**** Available records
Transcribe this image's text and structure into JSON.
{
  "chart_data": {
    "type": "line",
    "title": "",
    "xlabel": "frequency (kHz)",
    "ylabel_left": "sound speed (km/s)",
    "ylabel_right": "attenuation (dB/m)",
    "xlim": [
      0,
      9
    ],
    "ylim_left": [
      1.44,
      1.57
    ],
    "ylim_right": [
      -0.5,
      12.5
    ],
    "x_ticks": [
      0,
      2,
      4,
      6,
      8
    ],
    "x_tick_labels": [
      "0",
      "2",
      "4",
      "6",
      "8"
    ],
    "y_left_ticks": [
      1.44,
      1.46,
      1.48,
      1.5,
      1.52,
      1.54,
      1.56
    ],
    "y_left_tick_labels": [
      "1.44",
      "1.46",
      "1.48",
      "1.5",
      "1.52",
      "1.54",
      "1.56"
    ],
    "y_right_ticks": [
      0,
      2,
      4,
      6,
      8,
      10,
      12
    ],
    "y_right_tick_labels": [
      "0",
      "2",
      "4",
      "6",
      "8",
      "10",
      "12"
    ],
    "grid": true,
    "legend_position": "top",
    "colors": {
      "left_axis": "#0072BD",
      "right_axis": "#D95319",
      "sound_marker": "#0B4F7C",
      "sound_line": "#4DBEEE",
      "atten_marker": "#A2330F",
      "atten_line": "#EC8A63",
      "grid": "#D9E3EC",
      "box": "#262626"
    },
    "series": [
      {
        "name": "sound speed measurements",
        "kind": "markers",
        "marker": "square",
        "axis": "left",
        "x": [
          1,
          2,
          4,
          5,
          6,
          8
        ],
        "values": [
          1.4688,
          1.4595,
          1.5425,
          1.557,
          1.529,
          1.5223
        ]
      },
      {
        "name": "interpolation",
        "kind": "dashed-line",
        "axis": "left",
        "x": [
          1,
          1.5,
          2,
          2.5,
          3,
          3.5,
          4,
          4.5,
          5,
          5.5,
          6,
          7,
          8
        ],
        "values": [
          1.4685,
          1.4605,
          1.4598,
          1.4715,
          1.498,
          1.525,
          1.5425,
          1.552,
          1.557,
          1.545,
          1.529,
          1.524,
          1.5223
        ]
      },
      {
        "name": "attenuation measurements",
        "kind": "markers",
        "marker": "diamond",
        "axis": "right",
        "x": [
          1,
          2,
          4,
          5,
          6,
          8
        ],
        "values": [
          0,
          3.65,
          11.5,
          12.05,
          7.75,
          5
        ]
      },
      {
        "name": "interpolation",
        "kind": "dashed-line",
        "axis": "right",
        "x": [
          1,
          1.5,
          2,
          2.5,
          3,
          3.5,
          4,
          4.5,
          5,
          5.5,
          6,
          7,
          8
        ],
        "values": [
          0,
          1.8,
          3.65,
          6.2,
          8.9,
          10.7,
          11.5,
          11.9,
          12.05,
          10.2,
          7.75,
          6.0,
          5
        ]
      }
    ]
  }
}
********
## Brief
Here, the records must be output exactly and in full.

## Task answer
Transcribe this image's text and structure into JSON.
{
  "chart_data": {
    "type": "line",
    "title": "",
    "xlabel": "frequency (kHz)",
    "ylabel_left": "sound speed (km/s)",
    "ylabel_right": "attenuation (dB/m)",
    "xlim": [
      0,
      9
    ],
    "ylim_left": [
      1.44,
      1.57
    ],
    "ylim_right": [
      -0.5,
      12.5
    ],
    "x_ticks": [
      0,
      2,
      4,
      6,
      8
    ],
    "x_tick_labels": [
      "0",
      "2",
      "4",
      "6",
      "8"
    ],
    "y_left_ticks": [
      1.44,
      1.46,
      1.48,
      1.5,
      1.52,
      1.54,
      1.56
    ],
    "y_left_tick_labels": [
      "1.44",
      "1.46",
      "1.48",
      "1.5",
      "1.52",
      "1.54",
      "1.56"
    ],
    "y_right_ticks": [
      0,
      2,
      4,
      6,
      8,
      10,
      12
    ],
    "y_right_tick_labels": [
      "0",
      "2",
      "4",
      "6",
      "8",
      "10",
      "12"
    ],
    "grid": true,
    "legend_position": "top",
    "colors": {
      "left_axis": "#0072BD",
      "right_axis": "#D95319",
      "sound_marker": "#0B4F7C",
      "sound_line": "#4DBEEE",
      "atten_marker": "#A2330F",
      "atten_line": "#EC8A63",
      "grid": "#D9E3EC",
      "box": "#262626"
    },
    "series": [
      {
        "name": "sound speed measurements",
        "kind": "markers",
        "marker": "square",
        "axis": "left",
        "x": [
          1,
          2,
          4,
          5,
          6,
          8
        ],
        "values": [
          1.4688,
          1.4595,
          1.5425,
          1.557,
          1.529,
          1.5223
        ]
      },
      {
        "name": "interpolation",
        "kind": "dashed-line",
        "axis": "left",
        "x": [
          1,
          1.5,
          2,
          2.5,
          3,
          3.5,
          4,
          4.5,
          5,
          5.5,
          6,
          7,
          8
        ],
        "values": [
          1.4685,
          1.4605,
          1.4598,
          1.4715,
          1.498,
          1.525,
          1.5425,
          1.552,
          1.557,
          1.545,
          1.529,
          1.524,
          1.5223
        ]
      },
      {
        "name": "attenuation measurements",
        "kind": "markers",
        "marker": "diamond",
        "axis": "right",
        "x": [
          1,
          2,
          4,
          5,
          6,
          8
        ],
        "values": [
          0,
          3.65,
          11.5,
          12.05,
          7.75,
          5
        ]
      },
      {
        "name": "interpolation",
        "kind": "dashed-line",
        "axis": "right",
        "x": [
          1,
          1.5,
          2,
          2.5,
          3,
          3.5,
          4,
          4.5,
          5,
          5.5,
          6,
          7,
          8
        ],
        "values": [
          0,
          1.8,
          3.65,
          6.2,
          8.9,
          10.7,
          11.5,
          11.9,
          12.05,
          10.2,
          7.75,
          6.0,
          5
        ]
      }
    ]
  }
}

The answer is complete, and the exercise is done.